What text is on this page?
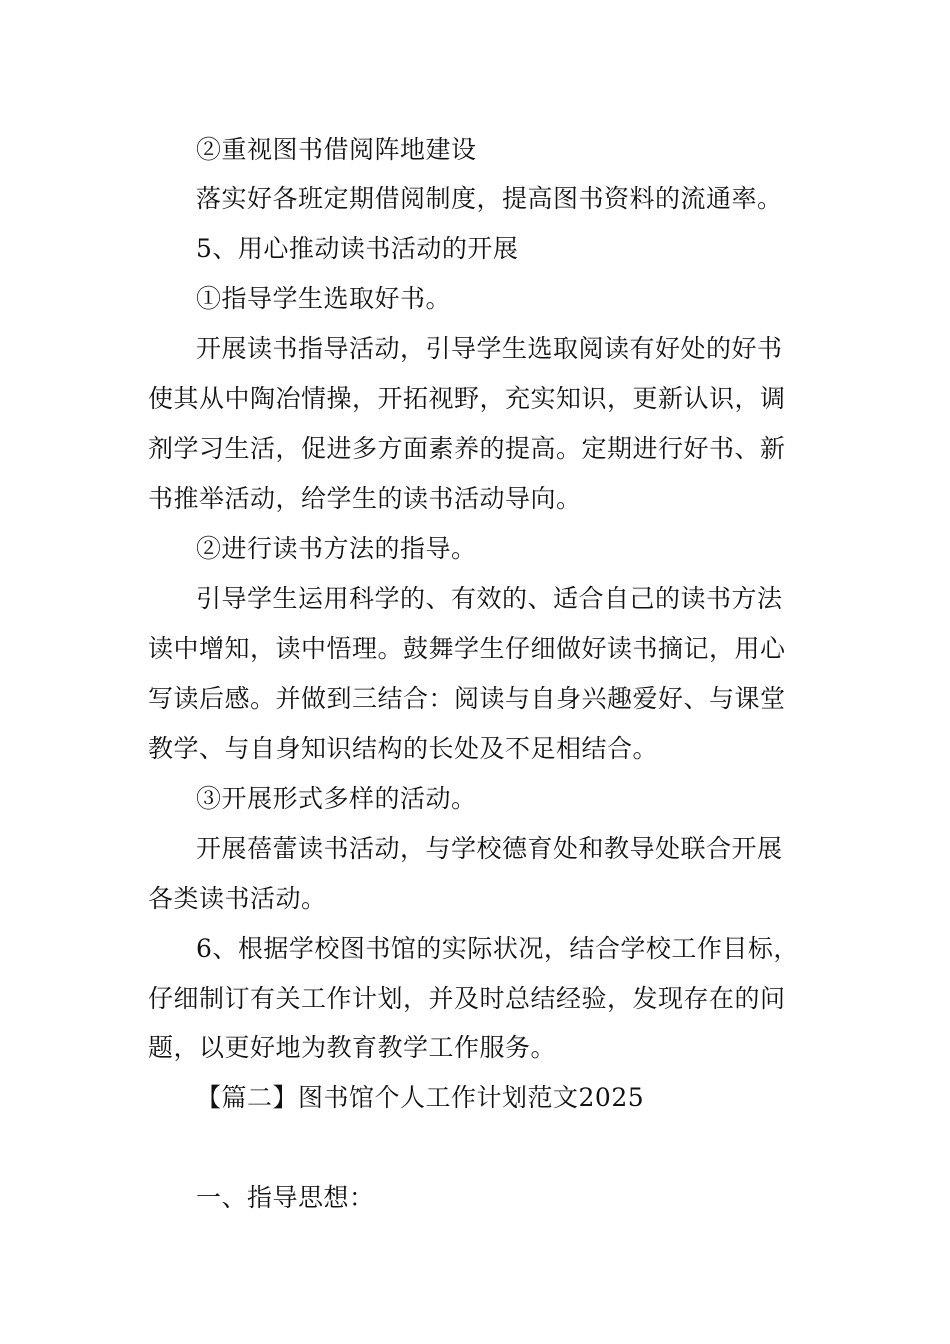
②重视图书借阅阵地建设
落实好各班定期借阅制度，提高图书资料的流通率。
5、用心推动读书活动的开展
①指导学生选取好书。
开展读书指导活动，引导学生选取阅读有好处的好书
使其从中陶冶情操，开拓视野，充实知识，更新认识，调
剂学习生活，促进多方面素养的提高。定期进行好书、新
书推举活动，给学生的读书活动导向。
②进行读书方法的指导。
引导学生运用科学的、有效的、适合自己的读书方法
读中增知，读中悟理。鼓舞学生仔细做好读书摘记，用心
写读后感。并做到三结合：阅读与自身兴趣爱好、与课堂
教学、与自身知识结构的长处及不足相结合。
③开展形式多样的活动。
开展蓓蕾读书活动，与学校德育处和教导处联合开展
各类读书活动。
6、根据学校图书馆的实际状况，结合学校工作目标，
仔细制订有关工作计划，并及时总结经验，发现存在的问
题，以更好地为教育教学工作服务。
【篇二】图书馆个人工作计划范文2025
一、指导思想：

Requirement: All the material shown above is to be copied exactly, with no pictures carried over.

Reply to the task:
What text is on this page?
②重视图书借阅阵地建设
落实好各班定期借阅制度，提高图书资料的流通率。
5、用心推动读书活动的开展
①指导学生选取好书。
开展读书指导活动，引导学生选取阅读有好处的好书
使其从中陶冶情操，开拓视野，充实知识，更新认识，调
剂学习生活，促进多方面素养的提高。定期进行好书、新
书推举活动，给学生的读书活动导向。
②进行读书方法的指导。
引导学生运用科学的、有效的、适合自己的读书方法
读中增知，读中悟理。鼓舞学生仔细做好读书摘记，用心
写读后感。并做到三结合：阅读与自身兴趣爱好、与课堂
教学、与自身知识结构的长处及不足相结合。
③开展形式多样的活动。
开展蓓蕾读书活动，与学校德育处和教导处联合开展
各类读书活动。
6、根据学校图书馆的实际状况，结合学校工作目标，
仔细制订有关工作计划，并及时总结经验，发现存在的问
题，以更好地为教育教学工作服务。
【篇二】图书馆个人工作计划范文2025
一、指导思想：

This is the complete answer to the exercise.